**WRITTEN PROBLEM**
Find the lines that include the string "одного" and report how many there are. Give no other text.

**DATA SUPPLIED**
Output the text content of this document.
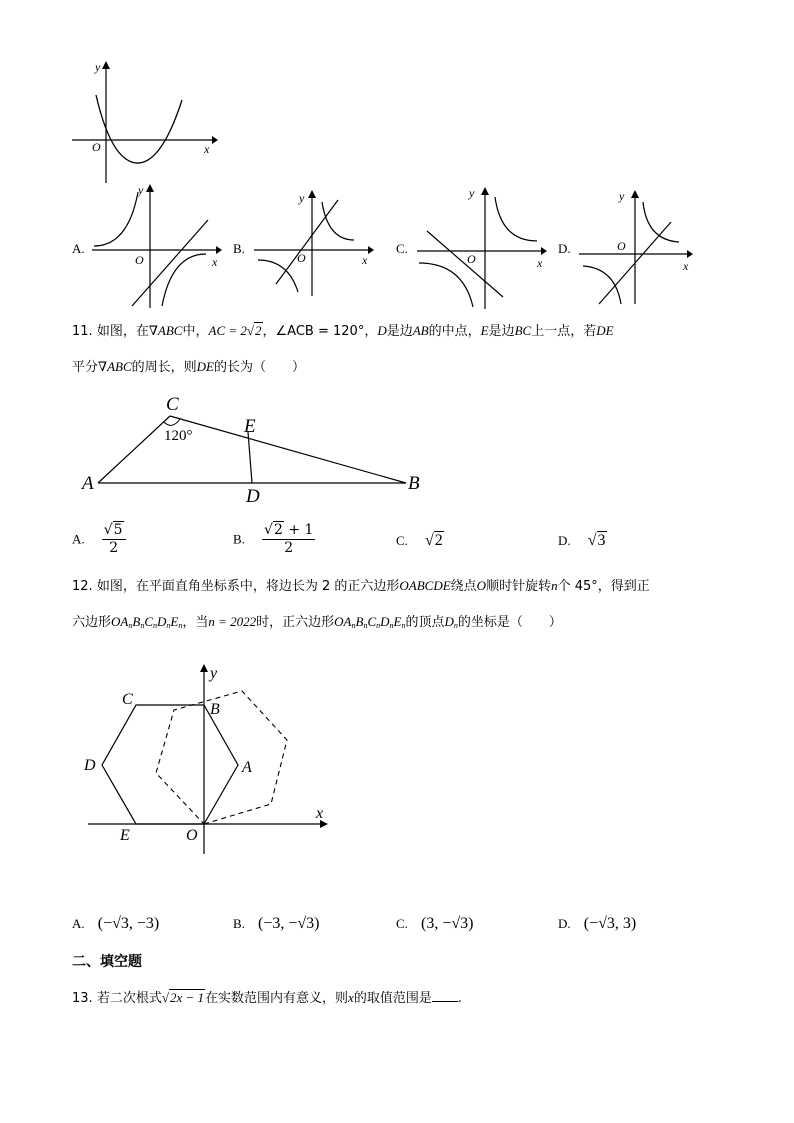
y
x
O
A.
y
x
O
B.
y
x
O
C.
y
x
O
D.
y
x
O
11. 如图，在∇ABC中，AC = 2√2，∠ACB = 120°，D是边AB的中点，E是边BC上一点，若DE
平分∇ABC的周长，则DE的长为（　　）
C
E
A
D
B
120°
A. $\frac{√5}{2}$	B. $\frac{√2 + 1}{2}$	C. √2	D. √3
12. 如图，在平面直角坐标系中，将边长为 2 的正六边形OABCDE绕点O顺时针旋转n个 45°，得到正
六边形$OA_nB_nC_nD_nE_n$，当n = 2022时，正六边形$OA_nB_nC_nD_nE_n$的顶点$D_n$的坐标是（　　）
y
x
C
B
D	A
E	O
A. (−√3, −3)	B. (−3, −√3)	C. (3, −√3)	D. (−√3, 3)
二、填空题
13. 若二次根式√2x − 1在实数范围内有意义，则x的取值范围是 .
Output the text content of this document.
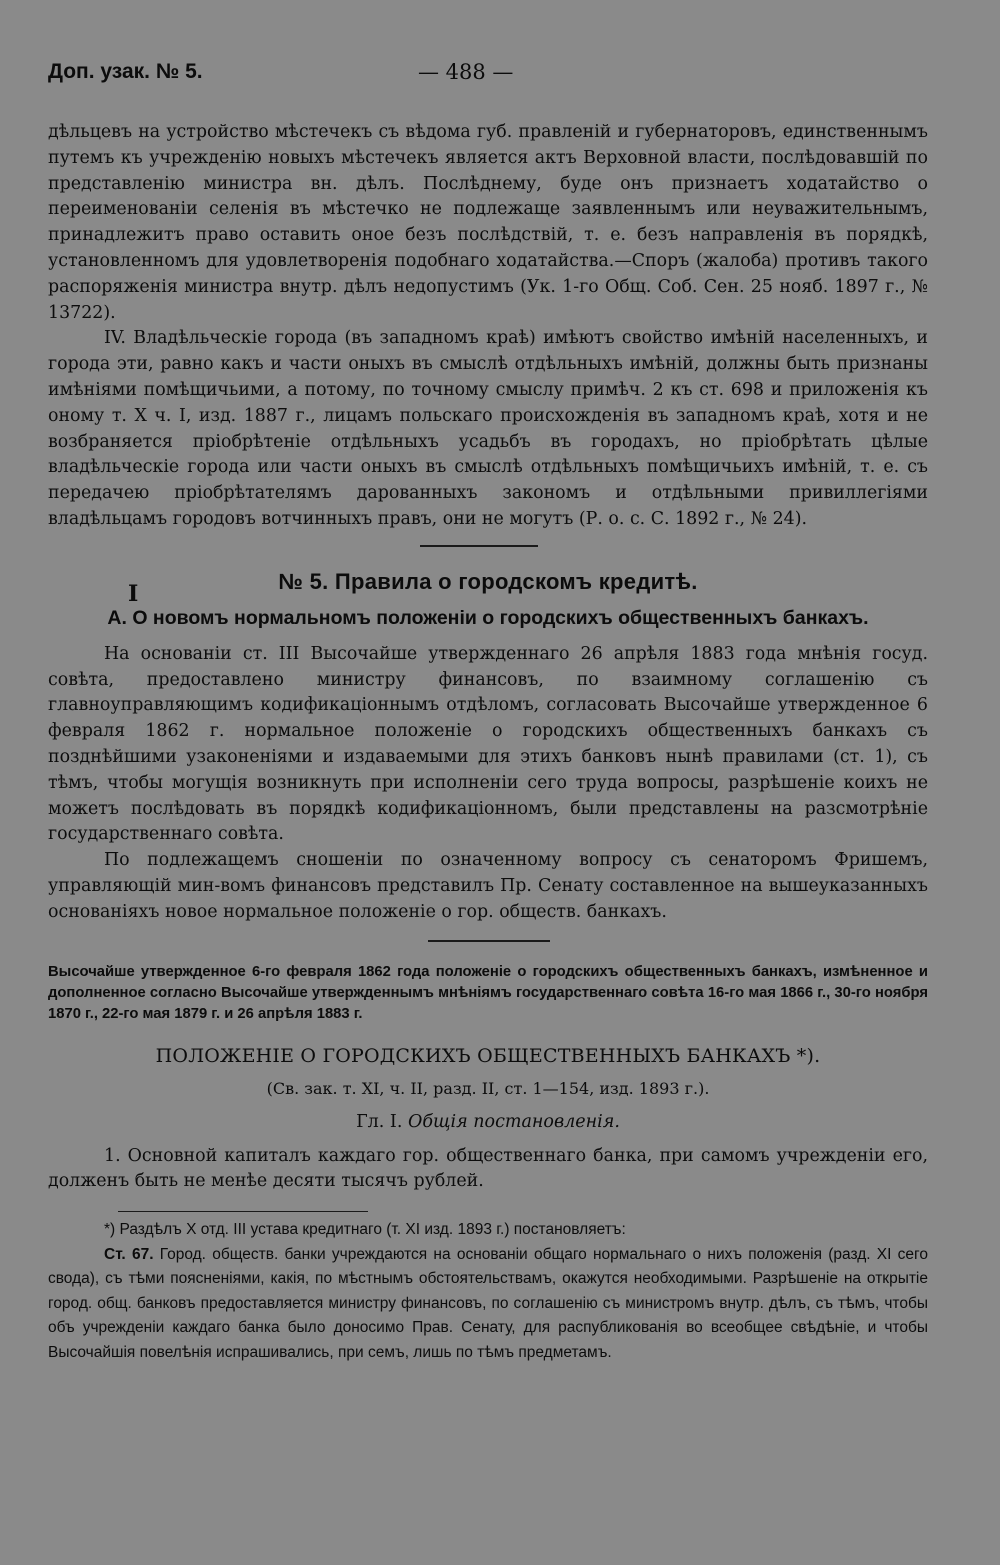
Доп. узак. № 5.	— 488 —

дѣльцевъ на устройство мѣстечекъ съ вѣдома губ. правленій и губернаторовъ, единственнымъ путемъ къ учрежденію новыхъ мѣстечекъ является актъ Верховной власти, послѣдовавшій по представленію министра вн. дѣлъ. Послѣднему, буде онъ признаетъ ходатайство о переименованіи селенія въ мѣстечко не подлежаще заявленнымъ или неуважительнымъ, принадлежитъ право оставить оное безъ послѣдствій, т. е. безъ направленія въ порядкѣ, установленномъ для удовлетворенія подобнаго ходатайства.—Споръ (жалоба) противъ такого распоряженія министра внутр. дѣлъ недопустимъ (Ук. 1-го Общ. Соб. Сен. 25 нояб. 1897 г., № 13722).

IV. Владѣльческіе города (въ западномъ краѣ) имѣютъ свойство имѣній населенныхъ, и города эти, равно какъ и части оныхъ въ смыслѣ отдѣльныхъ имѣній, должны быть признаны имѣніями помѣщичьими, а потому, по точному смыслу примѣч. 2 къ ст. 698 и приложенія къ оному т. X ч. I, изд. 1887 г., лицамъ польскаго происхожденія въ западномъ краѣ, хотя и не возбраняется пріобрѣтеніе отдѣльныхъ усадьбъ въ городахъ, но пріобрѣтать цѣлые владѣльческіе города или части оныхъ въ смыслѣ отдѣльныхъ помѣщичьихъ имѣній, т. е. съ передачею пріобрѣтателямъ дарованныхъ закономъ и отдѣльными привиллегіями владѣльцамъ городовъ вотчинныхъ правъ, они не могутъ (Р. о. с. С. 1892 г., № 24).

I	№ 5. Правила о городскомъ кредитѣ.
А. О новомъ нормальномъ положеніи о городскихъ общественныхъ банкахъ.

На основаніи ст. III Высочайше утвержденнаго 26 апрѣля 1883 года мнѣнія госуд. совѣта, предоставлено министру финансовъ, по взаимному соглашенію съ главноуправляющимъ кодификаціоннымъ отдѣломъ, согласовать Высочайше утвержденное 6 февраля 1862 г. нормальное положеніе о городскихъ общественныхъ банкахъ съ позднѣйшими узаконеніями и издаваемыми для этихъ банковъ нынѣ правилами (ст. 1), съ тѣмъ, чтобы могущія возникнуть при исполненіи сего труда вопросы, разрѣшеніе коихъ не можетъ послѣдовать въ порядкѣ кодификаціонномъ, были представлены на разсмотрѣніе государственнаго совѣта.

По подлежащемъ сношеніи по означенному вопросу съ сенаторомъ Фришемъ, управляющій мин-вомъ финансовъ представилъ Пр. Сенату составленное на вышеуказанныхъ основаніяхъ новое нормальное положеніе о гор. обществ. банкахъ.

Высочайше утвержденное 6-го февраля 1862 года положеніе о городскихъ общественныхъ банкахъ, измѣненное и дополненное согласно Высочайше утвержденнымъ мнѣніямъ государственнаго совѣта 16-го мая 1866 г., 30-го ноября 1870 г., 22-го мая 1879 г. и 26 апрѣля 1883 г.

ПОЛОЖЕНІЕ О ГОРОДСКИХЪ ОБЩЕСТВЕННЫХЪ БАНКАХЪ *).
(Св. зак. т. XI, ч. II, разд. II, ст. 1—154, изд. 1893 г.).
Гл. I. Общія постановленія.

1. Основной капиталъ каждаго гор. общественнаго банка, при самомъ учрежденіи его, долженъ быть не менѣе десяти тысячъ рублей.

*) Раздѣлъ X отд. III устава кредитнаго (т. XI изд. 1893 г.) постановляетъ:

Ст. 67. Город. обществ. банки учреждаются на основаніи общаго нормальнаго о нихъ положенія (разд. XI сего свода), съ тѣми поясненіями, какія, по мѣстнымъ обстоятельствамъ, окажутся необходимыми. Разрѣшеніе на открытіе город. общ. банковъ предоставляется министру финансовъ, по соглашенію съ министромъ внутр. дѣлъ, съ тѣмъ, чтобы объ учрежденіи каждаго банка было доносимо Прав. Сенату, для распубликованія во всеобщее свѣдѣніе, и чтобы Высочайшія повелѣнія испрашивались, при семъ, лишь по тѣмъ предметамъ.
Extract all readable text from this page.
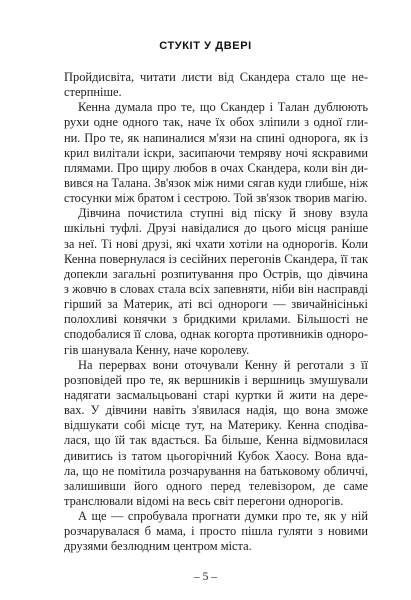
СТУКІТ У ДВЕРІ
Пройдисвіта, читати листи від Скандера стало ще не-
стерпніше.
Кенна думала про те, що Скандер і Талан дублюють
рухи одне одного так, наче їх обох зліпили з одної гли-
ни. Про те, як напиналися м'язи на спині однорога, як із
крил вилітали іскри, засипаючи темряву ночі яскравими
плямами. Про щиру любов в очах Скандера, коли він ди-
вився на Талана. Зв'язок між ними сягав куди глибше, ніж
стосунки між братом і сестрою. Той зв'язок творив магію.
Дівчина почистила ступні від піску й знову взула
шкільні туфлі. Друзі навідалися до цього місця раніше
за неї. Ті нові друзі, які чхати хотіли на однорогів. Коли
Кенна повернулася із сесійних перегонів Скандера, її так
допекли загальні розпитування про Острів, що дівчина
з жовчю в словах стала всіх запевняти, ніби він насправді
гірший за Материк, аті всі однороги — звичайнісінькі
полохливі конячки з бридкими крилами. Більшості не
сподобалися її слова, однак когорта противників одноро-
гів шанувала Кенну, наче королеву.
На перервах вони оточували Кенну й реготали з її
розповідей про те, як вершників і вершниць змушували
надягати засмальцьовані старі куртки й жити на дере-
вах. У дівчини навіть з'явилася надія, що вона зможе
відшукати собі місце тут, на Материку. Кенна сподіва-
лася, що їй так вдасться. Ба більше, Кенна відмовилася
дивитись із татом цьогорічний Кубок Хаосу. Вона вда-
ла, що не помітила розчарування на батьковому обличчі,
залишивши його одного перед телевізором, де саме
транслювали відомі на весь світ перегони однорогів.
А ще — спробувала прогнати думки про те, як у ній
розчарувалася б мама, і просто пішла гуляти з новими
друзями безлюдним центром міста.
– 5 –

**OUTPUT**
2